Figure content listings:
.....

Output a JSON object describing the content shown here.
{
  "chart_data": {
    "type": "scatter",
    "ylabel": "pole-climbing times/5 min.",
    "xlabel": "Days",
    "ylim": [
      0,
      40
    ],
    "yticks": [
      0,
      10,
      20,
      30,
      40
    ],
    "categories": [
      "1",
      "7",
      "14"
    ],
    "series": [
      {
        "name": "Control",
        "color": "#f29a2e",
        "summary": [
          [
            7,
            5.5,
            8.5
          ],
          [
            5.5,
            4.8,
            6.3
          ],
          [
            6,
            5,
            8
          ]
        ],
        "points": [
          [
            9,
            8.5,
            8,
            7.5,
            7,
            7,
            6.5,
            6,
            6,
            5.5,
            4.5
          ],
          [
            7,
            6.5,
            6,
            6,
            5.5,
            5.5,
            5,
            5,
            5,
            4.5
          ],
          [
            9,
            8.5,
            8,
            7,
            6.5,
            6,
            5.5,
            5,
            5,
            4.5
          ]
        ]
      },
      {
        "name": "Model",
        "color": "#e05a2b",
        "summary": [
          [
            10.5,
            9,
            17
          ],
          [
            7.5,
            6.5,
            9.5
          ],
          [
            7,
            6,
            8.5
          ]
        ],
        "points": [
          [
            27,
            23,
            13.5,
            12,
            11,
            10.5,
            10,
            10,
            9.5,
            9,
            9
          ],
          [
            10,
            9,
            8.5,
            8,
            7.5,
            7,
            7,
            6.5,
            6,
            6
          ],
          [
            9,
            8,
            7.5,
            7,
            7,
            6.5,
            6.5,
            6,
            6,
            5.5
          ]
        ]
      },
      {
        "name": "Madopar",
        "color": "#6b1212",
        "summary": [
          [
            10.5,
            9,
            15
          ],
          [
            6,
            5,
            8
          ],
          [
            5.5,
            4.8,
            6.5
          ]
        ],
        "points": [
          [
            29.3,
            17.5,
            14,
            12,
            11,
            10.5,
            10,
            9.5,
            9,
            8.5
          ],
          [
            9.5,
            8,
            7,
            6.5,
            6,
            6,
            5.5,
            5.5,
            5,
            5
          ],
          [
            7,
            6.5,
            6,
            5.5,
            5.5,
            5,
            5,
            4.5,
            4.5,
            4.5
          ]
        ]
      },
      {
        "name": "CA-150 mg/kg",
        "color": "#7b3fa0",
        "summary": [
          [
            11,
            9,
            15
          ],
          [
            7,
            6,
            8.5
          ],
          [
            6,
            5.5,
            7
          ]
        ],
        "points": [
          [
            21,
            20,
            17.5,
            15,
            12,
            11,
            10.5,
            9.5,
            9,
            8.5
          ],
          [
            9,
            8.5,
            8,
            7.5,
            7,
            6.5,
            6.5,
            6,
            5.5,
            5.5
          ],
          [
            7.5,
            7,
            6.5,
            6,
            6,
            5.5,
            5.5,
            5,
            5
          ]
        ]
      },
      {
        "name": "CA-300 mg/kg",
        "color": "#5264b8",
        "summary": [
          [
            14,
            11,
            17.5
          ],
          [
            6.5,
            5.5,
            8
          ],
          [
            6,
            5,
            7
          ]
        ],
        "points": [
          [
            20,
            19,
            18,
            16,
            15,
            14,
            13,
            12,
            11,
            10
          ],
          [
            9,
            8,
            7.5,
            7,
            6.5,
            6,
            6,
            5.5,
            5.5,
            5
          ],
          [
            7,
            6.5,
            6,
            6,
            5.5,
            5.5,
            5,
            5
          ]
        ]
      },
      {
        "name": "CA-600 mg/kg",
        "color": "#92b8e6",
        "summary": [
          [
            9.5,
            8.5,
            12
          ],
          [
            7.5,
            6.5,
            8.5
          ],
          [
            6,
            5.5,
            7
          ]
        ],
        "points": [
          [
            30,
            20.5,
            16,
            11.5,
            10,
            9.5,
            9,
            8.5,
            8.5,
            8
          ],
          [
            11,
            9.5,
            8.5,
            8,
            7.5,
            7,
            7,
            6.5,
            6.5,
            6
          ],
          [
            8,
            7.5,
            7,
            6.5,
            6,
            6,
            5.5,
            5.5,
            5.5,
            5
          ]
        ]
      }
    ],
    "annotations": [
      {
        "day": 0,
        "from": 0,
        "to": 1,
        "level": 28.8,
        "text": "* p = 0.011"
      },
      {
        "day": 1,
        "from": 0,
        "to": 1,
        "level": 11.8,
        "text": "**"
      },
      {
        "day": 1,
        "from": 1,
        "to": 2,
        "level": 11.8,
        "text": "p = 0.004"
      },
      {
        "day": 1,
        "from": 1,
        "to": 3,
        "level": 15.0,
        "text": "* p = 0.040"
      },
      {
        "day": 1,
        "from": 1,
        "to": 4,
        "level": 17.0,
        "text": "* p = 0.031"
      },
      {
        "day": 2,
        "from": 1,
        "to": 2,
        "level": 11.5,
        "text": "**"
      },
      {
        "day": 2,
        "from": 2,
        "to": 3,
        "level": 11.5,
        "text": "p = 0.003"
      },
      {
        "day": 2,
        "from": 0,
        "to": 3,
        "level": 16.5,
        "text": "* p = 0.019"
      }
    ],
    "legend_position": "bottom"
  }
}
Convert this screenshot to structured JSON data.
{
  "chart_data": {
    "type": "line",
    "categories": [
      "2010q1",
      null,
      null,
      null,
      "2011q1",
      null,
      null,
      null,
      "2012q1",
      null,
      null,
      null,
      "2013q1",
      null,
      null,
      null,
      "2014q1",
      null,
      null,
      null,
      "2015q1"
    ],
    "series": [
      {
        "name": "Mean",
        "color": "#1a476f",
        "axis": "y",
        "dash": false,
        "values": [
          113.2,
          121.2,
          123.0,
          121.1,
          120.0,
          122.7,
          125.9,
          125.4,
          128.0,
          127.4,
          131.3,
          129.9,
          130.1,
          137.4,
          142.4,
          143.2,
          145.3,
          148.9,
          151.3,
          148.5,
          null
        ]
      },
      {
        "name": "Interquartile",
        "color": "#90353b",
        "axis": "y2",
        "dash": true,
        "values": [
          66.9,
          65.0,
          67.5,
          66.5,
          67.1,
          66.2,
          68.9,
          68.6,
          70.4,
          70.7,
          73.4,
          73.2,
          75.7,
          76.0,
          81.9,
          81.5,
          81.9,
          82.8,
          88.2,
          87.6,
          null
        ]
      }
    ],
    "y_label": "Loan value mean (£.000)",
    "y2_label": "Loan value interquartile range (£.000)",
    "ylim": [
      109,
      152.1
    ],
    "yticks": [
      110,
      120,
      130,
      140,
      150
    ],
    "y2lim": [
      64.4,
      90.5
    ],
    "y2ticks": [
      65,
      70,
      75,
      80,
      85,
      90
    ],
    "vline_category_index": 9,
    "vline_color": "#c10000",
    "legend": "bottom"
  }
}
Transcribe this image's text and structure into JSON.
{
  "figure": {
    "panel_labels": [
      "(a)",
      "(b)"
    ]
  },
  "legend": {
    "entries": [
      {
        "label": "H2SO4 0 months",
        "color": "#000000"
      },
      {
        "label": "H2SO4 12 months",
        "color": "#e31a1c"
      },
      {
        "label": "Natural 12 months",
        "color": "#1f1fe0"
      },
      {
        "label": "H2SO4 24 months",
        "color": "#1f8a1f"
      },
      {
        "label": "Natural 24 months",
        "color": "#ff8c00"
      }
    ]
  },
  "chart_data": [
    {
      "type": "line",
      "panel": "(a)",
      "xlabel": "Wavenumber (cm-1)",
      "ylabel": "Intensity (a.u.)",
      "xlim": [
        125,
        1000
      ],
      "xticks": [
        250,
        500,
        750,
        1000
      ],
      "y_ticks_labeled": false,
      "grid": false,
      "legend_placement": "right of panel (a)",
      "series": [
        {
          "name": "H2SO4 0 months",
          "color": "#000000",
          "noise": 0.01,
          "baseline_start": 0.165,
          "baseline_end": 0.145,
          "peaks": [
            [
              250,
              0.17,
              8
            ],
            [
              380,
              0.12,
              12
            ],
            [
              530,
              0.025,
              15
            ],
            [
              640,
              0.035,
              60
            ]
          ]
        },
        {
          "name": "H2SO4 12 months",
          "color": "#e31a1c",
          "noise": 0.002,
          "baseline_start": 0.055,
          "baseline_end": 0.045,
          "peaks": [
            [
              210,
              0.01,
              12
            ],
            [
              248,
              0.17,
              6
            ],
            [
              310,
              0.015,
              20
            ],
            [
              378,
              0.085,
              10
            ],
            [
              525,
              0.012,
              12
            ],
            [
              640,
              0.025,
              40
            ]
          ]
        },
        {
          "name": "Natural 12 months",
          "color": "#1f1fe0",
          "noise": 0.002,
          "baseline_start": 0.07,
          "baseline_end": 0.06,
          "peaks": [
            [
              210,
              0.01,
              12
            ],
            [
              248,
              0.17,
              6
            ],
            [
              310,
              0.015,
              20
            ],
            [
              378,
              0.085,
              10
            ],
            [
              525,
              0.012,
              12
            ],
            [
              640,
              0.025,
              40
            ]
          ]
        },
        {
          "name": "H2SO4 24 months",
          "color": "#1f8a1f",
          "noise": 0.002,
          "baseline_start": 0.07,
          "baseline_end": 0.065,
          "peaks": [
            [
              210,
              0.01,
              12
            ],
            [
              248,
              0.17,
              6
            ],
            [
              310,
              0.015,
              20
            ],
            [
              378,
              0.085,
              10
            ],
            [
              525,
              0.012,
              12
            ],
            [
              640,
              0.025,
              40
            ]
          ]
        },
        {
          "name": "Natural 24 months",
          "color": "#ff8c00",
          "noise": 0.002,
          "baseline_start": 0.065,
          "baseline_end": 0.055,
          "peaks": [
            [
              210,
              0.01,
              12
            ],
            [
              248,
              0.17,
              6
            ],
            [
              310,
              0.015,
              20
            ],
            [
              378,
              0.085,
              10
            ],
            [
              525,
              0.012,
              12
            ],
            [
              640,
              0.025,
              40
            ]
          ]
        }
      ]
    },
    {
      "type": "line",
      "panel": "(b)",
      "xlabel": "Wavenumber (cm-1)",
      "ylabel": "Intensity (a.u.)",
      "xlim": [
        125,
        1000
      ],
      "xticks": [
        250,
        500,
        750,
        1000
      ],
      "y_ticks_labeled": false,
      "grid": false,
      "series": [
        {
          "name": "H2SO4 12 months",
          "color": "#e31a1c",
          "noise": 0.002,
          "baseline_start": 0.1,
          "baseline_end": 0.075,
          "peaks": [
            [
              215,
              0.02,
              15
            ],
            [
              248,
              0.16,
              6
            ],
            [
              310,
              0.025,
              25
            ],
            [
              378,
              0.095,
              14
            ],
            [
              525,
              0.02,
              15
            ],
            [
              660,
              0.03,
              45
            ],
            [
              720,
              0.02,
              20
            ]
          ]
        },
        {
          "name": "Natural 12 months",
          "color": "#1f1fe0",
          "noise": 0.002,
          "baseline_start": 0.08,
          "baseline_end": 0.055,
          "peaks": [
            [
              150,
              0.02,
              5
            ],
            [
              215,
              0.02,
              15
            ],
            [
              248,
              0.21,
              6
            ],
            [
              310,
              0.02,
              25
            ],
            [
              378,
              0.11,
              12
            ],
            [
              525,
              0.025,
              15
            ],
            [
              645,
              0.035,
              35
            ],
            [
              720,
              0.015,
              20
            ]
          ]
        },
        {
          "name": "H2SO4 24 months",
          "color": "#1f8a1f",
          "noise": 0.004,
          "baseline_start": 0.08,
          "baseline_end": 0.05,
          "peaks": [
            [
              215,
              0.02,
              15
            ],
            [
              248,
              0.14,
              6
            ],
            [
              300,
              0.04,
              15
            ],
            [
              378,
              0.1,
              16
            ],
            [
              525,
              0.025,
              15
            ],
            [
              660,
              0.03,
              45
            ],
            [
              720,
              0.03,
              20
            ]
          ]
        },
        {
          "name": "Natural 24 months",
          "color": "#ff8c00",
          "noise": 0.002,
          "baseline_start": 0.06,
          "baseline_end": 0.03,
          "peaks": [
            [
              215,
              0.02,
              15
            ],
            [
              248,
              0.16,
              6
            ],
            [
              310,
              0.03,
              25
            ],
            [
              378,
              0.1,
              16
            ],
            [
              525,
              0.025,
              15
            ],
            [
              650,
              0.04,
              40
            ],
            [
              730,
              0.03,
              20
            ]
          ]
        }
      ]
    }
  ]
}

.....

# Aim of the exercise:
Locate all lines in the listing above with the word "this" and copy them.

# Exercise answer:
Convert this screenshot to structured JSON data.
Transcribe this image's text and structure into JSON.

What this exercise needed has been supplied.